──────── Stored rows ────────
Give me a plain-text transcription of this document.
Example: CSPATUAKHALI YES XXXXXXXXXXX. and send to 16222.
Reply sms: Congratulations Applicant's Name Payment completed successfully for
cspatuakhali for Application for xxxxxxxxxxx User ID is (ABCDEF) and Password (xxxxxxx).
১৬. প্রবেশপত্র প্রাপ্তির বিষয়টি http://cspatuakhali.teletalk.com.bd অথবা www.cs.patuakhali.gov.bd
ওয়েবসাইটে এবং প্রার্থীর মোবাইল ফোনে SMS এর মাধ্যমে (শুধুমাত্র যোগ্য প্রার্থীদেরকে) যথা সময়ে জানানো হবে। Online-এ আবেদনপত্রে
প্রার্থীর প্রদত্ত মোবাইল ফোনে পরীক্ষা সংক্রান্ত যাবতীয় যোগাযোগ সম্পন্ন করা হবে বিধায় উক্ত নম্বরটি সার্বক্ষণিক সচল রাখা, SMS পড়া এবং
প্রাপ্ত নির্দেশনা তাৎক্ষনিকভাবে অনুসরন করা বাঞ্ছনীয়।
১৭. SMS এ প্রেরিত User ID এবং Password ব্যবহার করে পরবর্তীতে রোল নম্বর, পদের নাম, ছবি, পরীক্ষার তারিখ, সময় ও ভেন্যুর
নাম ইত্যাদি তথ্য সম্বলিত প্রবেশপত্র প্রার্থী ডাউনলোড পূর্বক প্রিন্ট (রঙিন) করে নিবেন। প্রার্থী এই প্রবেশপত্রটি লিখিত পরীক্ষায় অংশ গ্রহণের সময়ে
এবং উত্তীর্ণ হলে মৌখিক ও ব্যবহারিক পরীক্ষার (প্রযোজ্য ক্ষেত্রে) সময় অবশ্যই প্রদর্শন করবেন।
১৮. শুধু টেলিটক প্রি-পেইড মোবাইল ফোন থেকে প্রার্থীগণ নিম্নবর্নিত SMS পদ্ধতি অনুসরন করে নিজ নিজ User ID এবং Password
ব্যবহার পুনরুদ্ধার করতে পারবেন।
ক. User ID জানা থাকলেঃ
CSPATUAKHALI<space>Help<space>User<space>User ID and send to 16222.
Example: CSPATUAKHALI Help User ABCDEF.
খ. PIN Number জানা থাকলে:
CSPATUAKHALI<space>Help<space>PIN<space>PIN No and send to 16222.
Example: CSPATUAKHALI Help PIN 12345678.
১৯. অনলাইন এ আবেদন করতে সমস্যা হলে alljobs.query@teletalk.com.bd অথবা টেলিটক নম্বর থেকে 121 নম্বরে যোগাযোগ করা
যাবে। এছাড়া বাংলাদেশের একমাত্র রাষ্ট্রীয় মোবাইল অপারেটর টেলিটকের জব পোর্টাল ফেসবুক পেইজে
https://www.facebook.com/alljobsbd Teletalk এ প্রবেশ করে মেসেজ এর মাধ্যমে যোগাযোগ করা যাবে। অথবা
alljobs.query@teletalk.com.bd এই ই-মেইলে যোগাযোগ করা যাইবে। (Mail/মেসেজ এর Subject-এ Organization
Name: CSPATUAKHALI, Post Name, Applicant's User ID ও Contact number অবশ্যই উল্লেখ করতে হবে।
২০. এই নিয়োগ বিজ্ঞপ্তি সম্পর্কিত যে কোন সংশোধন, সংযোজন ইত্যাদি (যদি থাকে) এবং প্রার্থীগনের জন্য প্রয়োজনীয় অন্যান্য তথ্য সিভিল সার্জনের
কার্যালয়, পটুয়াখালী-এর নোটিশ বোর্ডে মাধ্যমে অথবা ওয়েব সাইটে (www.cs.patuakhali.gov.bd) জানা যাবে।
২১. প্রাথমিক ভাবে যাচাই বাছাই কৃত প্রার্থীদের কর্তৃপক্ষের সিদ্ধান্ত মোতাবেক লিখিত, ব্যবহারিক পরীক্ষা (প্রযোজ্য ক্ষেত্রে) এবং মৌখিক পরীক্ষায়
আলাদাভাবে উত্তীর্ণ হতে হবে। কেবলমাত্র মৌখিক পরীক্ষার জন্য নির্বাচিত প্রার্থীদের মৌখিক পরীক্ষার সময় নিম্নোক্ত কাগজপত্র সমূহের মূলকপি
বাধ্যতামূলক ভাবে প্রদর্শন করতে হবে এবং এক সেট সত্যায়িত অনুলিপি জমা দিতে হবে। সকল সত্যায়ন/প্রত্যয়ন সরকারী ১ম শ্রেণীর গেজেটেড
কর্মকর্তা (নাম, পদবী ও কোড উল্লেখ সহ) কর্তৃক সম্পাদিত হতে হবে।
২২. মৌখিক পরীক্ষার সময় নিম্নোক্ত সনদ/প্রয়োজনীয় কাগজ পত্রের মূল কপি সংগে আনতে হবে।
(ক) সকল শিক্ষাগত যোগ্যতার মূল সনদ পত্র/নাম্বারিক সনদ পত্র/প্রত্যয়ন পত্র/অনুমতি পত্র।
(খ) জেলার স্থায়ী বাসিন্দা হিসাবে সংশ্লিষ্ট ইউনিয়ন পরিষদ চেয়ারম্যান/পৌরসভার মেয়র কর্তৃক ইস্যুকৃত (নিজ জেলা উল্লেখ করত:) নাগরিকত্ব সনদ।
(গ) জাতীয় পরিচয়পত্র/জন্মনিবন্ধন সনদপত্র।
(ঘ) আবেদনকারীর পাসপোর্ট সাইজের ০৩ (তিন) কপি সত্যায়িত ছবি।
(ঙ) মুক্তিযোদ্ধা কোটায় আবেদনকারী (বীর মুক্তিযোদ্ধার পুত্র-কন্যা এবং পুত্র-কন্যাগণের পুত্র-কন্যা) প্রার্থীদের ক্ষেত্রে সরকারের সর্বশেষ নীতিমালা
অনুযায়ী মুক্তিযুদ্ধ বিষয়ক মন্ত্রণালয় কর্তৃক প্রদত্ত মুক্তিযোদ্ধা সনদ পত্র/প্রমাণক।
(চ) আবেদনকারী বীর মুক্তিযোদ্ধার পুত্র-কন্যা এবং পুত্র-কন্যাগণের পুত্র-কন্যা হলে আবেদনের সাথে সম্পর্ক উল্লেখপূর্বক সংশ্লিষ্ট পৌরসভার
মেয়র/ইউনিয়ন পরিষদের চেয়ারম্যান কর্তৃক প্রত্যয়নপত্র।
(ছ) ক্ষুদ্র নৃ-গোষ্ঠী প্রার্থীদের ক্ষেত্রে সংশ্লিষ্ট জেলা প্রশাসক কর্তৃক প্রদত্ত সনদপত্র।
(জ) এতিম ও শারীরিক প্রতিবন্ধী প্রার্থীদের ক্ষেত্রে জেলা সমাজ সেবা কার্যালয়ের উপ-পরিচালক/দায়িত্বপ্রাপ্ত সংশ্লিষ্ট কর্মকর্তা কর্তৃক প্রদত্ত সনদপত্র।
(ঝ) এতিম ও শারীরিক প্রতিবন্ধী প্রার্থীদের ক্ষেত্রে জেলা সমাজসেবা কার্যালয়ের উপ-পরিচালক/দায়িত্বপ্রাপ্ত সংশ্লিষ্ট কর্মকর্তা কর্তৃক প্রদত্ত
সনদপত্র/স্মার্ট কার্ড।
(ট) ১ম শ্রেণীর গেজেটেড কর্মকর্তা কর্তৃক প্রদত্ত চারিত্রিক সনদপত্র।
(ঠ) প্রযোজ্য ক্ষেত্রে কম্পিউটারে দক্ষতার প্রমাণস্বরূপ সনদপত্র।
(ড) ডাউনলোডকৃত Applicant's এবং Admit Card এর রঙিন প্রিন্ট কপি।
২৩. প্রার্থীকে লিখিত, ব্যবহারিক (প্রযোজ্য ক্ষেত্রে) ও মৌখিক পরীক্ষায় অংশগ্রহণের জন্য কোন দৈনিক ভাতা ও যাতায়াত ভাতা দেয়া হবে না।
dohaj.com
────────
- Requirement
Return all of the entries exactly as they were supplied.

- Solution
Give me a plain-text transcription of this document.
Example: CSPATUAKHALI YES XXXXXXXXXXX. and send to 16222.
Reply sms: Congratulations Applicant's Name Payment completed successfully for
cspatuakhali for Application for xxxxxxxxxxx User ID is (ABCDEF) and Password (xxxxxxx).
১৬. প্রবেশপত্র প্রাপ্তির বিষয়টি http://cspatuakhali.teletalk.com.bd অথবা www.cs.patuakhali.gov.bd
ওয়েবসাইটে এবং প্রার্থীর মোবাইল ফোনে SMS এর মাধ্যমে (শুধুমাত্র যোগ্য প্রার্থীদেরকে) যথা সময়ে জানানো হবে। Online-এ আবেদনপত্রে
প্রার্থীর প্রদত্ত মোবাইল ফোনে পরীক্ষা সংক্রান্ত যাবতীয় যোগাযোগ সম্পন্ন করা হবে বিধায় উক্ত নম্বরটি সার্বক্ষণিক সচল রাখা, SMS পড়া এবং
প্রাপ্ত নির্দেশনা তাৎক্ষনিকভাবে অনুসরন করা বাঞ্ছনীয়।
১৭. SMS এ প্রেরিত User ID এবং Password ব্যবহার করে পরবর্তীতে রোল নম্বর, পদের নাম, ছবি, পরীক্ষার তারিখ, সময় ও ভেন্যুর
নাম ইত্যাদি তথ্য সম্বলিত প্রবেশপত্র প্রার্থী ডাউনলোড পূর্বক প্রিন্ট (রঙিন) করে নিবেন। প্রার্থী এই প্রবেশপত্রটি লিখিত পরীক্ষায় অংশ গ্রহণের সময়ে
এবং উত্তীর্ণ হলে মৌখিক ও ব্যবহারিক পরীক্ষার (প্রযোজ্য ক্ষেত্রে) সময় অবশ্যই প্রদর্শন করবেন।
১৮. শুধু টেলিটক প্রি-পেইড মোবাইল ফোন থেকে প্রার্থীগণ নিম্নবর্নিত SMS পদ্ধতি অনুসরন করে নিজ নিজ User ID এবং Password
ব্যবহার পুনরুদ্ধার করতে পারবেন।
ক. User ID জানা থাকলেঃ
CSPATUAKHALI<space>Help<space>User<space>User ID and send to 16222.
Example: CSPATUAKHALI Help User ABCDEF.
খ. PIN Number জানা থাকলে:
CSPATUAKHALI<space>Help<space>PIN<space>PIN No and send to 16222.
Example: CSPATUAKHALI Help PIN 12345678.
১৯. অনলাইন এ আবেদন করতে সমস্যা হলে alljobs.query@teletalk.com.bd অথবা টেলিটক নম্বর থেকে 121 নম্বরে যোগাযোগ করা
যাবে। এছাড়া বাংলাদেশের একমাত্র রাষ্ট্রীয় মোবাইল অপারেটর টেলিটকের জব পোর্টাল ফেসবুক পেইজে
https://www.facebook.com/alljobsbd Teletalk এ প্রবেশ করে মেসেজ এর মাধ্যমে যোগাযোগ করা যাবে। অথবা
alljobs.query@teletalk.com.bd এই ই-মেইলে যোগাযোগ করা যাইবে। (Mail/মেসেজ এর Subject-এ Organization
Name: CSPATUAKHALI, Post Name, Applicant's User ID ও Contact number অবশ্যই উল্লেখ করতে হবে।
২০. এই নিয়োগ বিজ্ঞপ্তি সম্পর্কিত যে কোন সংশোধন, সংযোজন ইত্যাদি (যদি থাকে) এবং প্রার্থীগনের জন্য প্রয়োজনীয় অন্যান্য তথ্য সিভিল সার্জনের
কার্যালয়, পটুয়াখালী-এর নোটিশ বোর্ডে মাধ্যমে অথবা ওয়েব সাইটে (www.cs.patuakhali.gov.bd) জানা যাবে।
২১. প্রাথমিক ভাবে যাচাই বাছাই কৃত প্রার্থীদের কর্তৃপক্ষের সিদ্ধান্ত মোতাবেক লিখিত, ব্যবহারিক পরীক্ষা (প্রযোজ্য ক্ষেত্রে) এবং মৌখিক পরীক্ষায়
আলাদাভাবে উত্তীর্ণ হতে হবে। কেবলমাত্র মৌখিক পরীক্ষার জন্য নির্বাচিত প্রার্থীদের মৌখিক পরীক্ষার সময় নিম্নোক্ত কাগজপত্র সমূহের মূলকপি
বাধ্যতামূলক ভাবে প্রদর্শন করতে হবে এবং এক সেট সত্যায়িত অনুলিপি জমা দিতে হবে। সকল সত্যায়ন/প্রত্যয়ন সরকারী ১ম শ্রেণীর গেজেটেড
কর্মকর্তা (নাম, পদবী ও কোড উল্লেখ সহ) কর্তৃক সম্পাদিত হতে হবে।
২২. মৌখিক পরীক্ষার সময় নিম্নোক্ত সনদ/প্রয়োজনীয় কাগজ পত্রের মূল কপি সংগে আনতে হবে।
(ক) সকল শিক্ষাগত যোগ্যতার মূল সনদ পত্র/নাম্বারিক সনদ পত্র/প্রত্যয়ন পত্র/অনুমতি পত্র।
(খ) জেলার স্থায়ী বাসিন্দা হিসাবে সংশ্লিষ্ট ইউনিয়ন পরিষদ চেয়ারম্যান/পৌরসভার মেয়র কর্তৃক ইস্যুকৃত (নিজ জেলা উল্লেখ করত:) নাগরিকত্ব সনদ।
(গ) জাতীয় পরিচয়পত্র/জন্মনিবন্ধন সনদপত্র।
(ঘ) আবেদনকারীর পাসপোর্ট সাইজের ০৩ (তিন) কপি সত্যায়িত ছবি।
(ঙ) মুক্তিযোদ্ধা কোটায় আবেদনকারী (বীর মুক্তিযোদ্ধার পুত্র-কন্যা এবং পুত্র-কন্যাগণের পুত্র-কন্যা) প্রার্থীদের ক্ষেত্রে সরকারের সর্বশেষ নীতিমালা
অনুযায়ী মুক্তিযুদ্ধ বিষয়ক মন্ত্রণালয় কর্তৃক প্রদত্ত মুক্তিযোদ্ধা সনদ পত্র/প্রমাণক।
(চ) আবেদনকারী বীর মুক্তিযোদ্ধার পুত্র-কন্যা এবং পুত্র-কন্যাগণের পুত্র-কন্যা হলে আবেদনের সাথে সম্পর্ক উল্লেখপূর্বক সংশ্লিষ্ট পৌরসভার
মেয়র/ইউনিয়ন পরিষদের চেয়ারম্যান কর্তৃক প্রত্যয়নপত্র।
(ছ) ক্ষুদ্র নৃ-গোষ্ঠী প্রার্থীদের ক্ষেত্রে সংশ্লিষ্ট জেলা প্রশাসক কর্তৃক প্রদত্ত সনদপত্র।
(জ) এতিম ও শারীরিক প্রতিবন্ধী প্রার্থীদের ক্ষেত্রে জেলা সমাজ সেবা কার্যালয়ের উপ-পরিচালক/দায়িত্বপ্রাপ্ত সংশ্লিষ্ট কর্মকর্তা কর্তৃক প্রদত্ত সনদপত্র।
(ঝ) এতিম ও শারীরিক প্রতিবন্ধী প্রার্থীদের ক্ষেত্রে জেলা সমাজসেবা কার্যালয়ের উপ-পরিচালক/দায়িত্বপ্রাপ্ত সংশ্লিষ্ট কর্মকর্তা কর্তৃক প্রদত্ত
সনদপত্র/স্মার্ট কার্ড।
(ট) ১ম শ্রেণীর গেজেটেড কর্মকর্তা কর্তৃক প্রদত্ত চারিত্রিক সনদপত্র।
(ঠ) প্রযোজ্য ক্ষেত্রে কম্পিউটারে দক্ষতার প্রমাণস্বরূপ সনদপত্র।
(ড) ডাউনলোডকৃত Applicant's এবং Admit Card এর রঙিন প্রিন্ট কপি।
২৩. প্রার্থীকে লিখিত, ব্যবহারিক (প্রযোজ্য ক্ষেত্রে) ও মৌখিক পরীক্ষায় অংশগ্রহণের জন্য কোন দৈনিক ভাতা ও যাতায়াত ভাতা দেয়া হবে না।
dohaj.com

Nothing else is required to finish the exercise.